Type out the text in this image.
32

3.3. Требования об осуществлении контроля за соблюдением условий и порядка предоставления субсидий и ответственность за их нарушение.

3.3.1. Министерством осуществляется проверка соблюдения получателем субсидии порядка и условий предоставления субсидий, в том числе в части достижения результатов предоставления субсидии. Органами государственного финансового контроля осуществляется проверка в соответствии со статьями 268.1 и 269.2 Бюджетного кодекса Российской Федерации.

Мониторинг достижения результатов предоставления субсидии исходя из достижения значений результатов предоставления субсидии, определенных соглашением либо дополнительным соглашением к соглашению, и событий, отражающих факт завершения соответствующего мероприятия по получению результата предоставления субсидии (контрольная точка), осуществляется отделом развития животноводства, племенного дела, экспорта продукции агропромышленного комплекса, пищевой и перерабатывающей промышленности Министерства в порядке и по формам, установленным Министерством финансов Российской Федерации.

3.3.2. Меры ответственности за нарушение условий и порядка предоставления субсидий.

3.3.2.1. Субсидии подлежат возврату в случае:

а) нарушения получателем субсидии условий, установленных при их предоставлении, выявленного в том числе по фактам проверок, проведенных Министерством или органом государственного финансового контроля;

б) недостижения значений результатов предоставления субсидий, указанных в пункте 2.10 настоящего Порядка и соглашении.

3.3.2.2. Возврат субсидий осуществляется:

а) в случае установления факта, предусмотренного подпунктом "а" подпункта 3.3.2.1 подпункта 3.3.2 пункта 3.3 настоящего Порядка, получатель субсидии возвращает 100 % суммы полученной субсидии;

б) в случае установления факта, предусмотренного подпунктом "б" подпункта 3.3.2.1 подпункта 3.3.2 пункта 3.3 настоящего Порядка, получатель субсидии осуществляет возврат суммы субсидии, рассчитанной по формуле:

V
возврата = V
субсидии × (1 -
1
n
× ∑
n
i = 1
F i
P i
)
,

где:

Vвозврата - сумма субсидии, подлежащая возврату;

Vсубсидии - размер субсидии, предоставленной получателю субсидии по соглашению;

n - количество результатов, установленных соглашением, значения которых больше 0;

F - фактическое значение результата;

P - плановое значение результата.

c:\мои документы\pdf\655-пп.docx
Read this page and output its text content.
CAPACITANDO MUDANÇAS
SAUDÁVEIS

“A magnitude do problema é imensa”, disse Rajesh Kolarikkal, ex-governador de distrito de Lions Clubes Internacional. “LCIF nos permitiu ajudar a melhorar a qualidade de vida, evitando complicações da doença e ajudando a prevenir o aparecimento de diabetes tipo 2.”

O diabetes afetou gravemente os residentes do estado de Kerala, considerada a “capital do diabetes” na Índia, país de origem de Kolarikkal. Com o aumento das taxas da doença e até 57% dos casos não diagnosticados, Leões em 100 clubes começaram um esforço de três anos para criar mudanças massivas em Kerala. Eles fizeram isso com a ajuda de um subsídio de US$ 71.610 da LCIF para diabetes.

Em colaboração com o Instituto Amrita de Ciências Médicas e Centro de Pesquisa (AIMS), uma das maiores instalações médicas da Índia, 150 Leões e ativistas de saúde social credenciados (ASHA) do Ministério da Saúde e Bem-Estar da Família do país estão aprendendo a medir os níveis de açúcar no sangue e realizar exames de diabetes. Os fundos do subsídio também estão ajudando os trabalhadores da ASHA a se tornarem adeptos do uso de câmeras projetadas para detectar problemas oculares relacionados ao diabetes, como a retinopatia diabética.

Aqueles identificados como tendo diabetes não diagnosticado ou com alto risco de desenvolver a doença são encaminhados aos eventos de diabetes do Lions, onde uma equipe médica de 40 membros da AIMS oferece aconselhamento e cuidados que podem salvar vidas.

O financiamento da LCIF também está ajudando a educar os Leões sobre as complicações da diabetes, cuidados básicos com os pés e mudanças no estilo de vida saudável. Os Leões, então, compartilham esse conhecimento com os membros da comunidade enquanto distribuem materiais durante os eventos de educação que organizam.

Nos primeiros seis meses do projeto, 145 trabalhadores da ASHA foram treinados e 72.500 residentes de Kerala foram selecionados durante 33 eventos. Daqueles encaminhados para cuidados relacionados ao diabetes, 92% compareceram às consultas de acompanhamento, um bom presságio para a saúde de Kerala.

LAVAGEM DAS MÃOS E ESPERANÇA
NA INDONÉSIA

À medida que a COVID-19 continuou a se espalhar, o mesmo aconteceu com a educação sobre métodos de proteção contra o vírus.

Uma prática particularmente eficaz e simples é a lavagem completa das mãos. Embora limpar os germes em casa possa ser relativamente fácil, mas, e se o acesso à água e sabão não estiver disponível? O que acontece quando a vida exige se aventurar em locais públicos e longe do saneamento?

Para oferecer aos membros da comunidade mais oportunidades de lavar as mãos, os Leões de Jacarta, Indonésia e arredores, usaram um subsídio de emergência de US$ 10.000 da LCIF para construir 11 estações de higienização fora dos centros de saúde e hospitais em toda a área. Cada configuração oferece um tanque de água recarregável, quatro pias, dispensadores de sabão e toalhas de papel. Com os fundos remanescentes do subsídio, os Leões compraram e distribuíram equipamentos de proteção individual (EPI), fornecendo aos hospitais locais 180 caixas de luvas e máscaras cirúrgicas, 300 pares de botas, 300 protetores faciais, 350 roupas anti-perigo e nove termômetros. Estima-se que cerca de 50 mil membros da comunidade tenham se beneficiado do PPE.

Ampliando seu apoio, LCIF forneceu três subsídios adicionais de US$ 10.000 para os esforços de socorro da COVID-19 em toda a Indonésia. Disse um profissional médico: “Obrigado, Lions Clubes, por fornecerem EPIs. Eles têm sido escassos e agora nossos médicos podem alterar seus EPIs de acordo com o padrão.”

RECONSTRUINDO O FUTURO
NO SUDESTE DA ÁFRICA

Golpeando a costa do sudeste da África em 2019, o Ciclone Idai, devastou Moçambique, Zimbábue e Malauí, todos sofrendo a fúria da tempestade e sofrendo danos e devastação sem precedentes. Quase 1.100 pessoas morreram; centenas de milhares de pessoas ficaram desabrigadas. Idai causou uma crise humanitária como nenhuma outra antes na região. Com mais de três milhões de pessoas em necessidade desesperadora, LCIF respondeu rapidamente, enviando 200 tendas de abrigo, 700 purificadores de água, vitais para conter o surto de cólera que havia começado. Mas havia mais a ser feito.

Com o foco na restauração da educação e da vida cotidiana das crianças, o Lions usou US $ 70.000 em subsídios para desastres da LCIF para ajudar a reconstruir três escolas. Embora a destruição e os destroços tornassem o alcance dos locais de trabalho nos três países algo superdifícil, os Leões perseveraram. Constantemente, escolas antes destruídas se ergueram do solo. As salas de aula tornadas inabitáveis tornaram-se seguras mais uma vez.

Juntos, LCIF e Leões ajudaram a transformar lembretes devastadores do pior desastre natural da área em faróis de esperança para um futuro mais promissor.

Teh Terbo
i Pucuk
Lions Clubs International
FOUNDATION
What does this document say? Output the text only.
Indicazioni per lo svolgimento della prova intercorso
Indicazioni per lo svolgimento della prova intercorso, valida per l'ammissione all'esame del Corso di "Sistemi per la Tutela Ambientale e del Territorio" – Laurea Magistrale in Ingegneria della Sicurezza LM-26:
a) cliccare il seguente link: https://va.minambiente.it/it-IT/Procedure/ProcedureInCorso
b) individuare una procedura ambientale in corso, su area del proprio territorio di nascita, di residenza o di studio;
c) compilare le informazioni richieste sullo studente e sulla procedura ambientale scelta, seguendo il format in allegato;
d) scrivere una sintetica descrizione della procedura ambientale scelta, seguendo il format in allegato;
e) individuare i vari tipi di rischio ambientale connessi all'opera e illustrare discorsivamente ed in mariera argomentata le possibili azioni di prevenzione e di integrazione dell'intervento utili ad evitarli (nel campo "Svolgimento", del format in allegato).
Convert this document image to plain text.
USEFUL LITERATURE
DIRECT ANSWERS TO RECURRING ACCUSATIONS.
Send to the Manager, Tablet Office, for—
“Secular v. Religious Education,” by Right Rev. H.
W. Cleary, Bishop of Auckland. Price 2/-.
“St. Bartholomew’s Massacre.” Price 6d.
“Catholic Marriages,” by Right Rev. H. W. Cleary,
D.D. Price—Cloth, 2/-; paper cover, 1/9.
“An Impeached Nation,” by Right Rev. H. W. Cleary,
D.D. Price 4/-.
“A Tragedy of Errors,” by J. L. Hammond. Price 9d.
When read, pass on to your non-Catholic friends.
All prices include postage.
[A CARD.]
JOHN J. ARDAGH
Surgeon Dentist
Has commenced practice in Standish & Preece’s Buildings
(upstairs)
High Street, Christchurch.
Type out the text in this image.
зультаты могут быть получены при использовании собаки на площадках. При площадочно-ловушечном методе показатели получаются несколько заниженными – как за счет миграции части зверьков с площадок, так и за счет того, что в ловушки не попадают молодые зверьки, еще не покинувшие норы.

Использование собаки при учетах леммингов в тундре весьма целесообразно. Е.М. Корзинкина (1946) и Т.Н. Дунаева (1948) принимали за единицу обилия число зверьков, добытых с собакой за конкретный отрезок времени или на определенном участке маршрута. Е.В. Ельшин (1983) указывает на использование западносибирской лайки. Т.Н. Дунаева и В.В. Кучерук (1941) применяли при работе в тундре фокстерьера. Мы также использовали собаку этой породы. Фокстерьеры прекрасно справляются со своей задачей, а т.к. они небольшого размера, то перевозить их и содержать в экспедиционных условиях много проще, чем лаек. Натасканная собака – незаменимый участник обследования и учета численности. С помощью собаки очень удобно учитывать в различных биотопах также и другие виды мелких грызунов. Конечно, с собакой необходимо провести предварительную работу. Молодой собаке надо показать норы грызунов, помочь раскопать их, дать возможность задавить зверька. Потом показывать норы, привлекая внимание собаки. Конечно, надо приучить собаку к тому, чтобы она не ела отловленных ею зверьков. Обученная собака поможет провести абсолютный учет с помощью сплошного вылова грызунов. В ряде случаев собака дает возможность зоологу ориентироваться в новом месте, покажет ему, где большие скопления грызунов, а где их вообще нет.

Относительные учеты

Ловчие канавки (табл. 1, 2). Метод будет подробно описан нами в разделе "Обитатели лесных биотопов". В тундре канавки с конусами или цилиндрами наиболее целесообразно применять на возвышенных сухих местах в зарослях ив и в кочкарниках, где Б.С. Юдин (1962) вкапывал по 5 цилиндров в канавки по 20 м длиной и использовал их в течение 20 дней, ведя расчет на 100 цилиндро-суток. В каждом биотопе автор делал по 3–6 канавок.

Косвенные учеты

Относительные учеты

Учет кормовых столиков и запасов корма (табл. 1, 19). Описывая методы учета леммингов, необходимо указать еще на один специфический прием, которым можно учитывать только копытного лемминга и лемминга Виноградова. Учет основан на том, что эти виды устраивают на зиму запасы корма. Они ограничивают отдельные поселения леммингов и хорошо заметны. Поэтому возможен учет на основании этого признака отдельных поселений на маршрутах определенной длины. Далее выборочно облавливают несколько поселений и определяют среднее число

════════════════════

Challenge: Report how many lines of the preceding records include "scelta". Output the number only.

Reply: 2